▶ _WHAT YOU ARE ASKED TO DO_
Set down each line of the material that follows, exactly, with no pictures.

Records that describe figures
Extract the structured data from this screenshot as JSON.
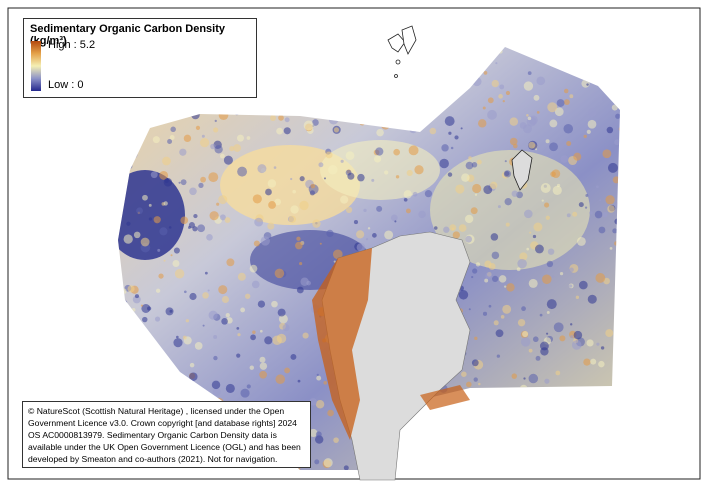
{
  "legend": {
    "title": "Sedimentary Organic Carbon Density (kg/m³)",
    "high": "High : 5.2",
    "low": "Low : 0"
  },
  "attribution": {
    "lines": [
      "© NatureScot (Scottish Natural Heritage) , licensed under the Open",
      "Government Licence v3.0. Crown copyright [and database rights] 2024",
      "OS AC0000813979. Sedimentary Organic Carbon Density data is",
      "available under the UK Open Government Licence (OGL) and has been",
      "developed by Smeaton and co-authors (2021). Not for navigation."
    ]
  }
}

▶ _REPLY TO THE EXERCISE_
Extract the structured data from this screenshot as JSON.
{
  "legend": {
    "title": "Sedimentary Organic Carbon Density (kg/m³)",
    "high": "High : 5.2",
    "low": "Low : 0"
  },
  "attribution": {
    "lines": [
      "© NatureScot (Scottish Natural Heritage) , licensed under the Open",
      "Government Licence v3.0. Crown copyright [and database rights] 2024",
      "OS AC0000813979. Sedimentary Organic Carbon Density data is",
      "available under the UK Open Government Licence (OGL) and has been",
      "developed by Smeaton and co-authors (2021). Not for navigation."
    ]
  }
}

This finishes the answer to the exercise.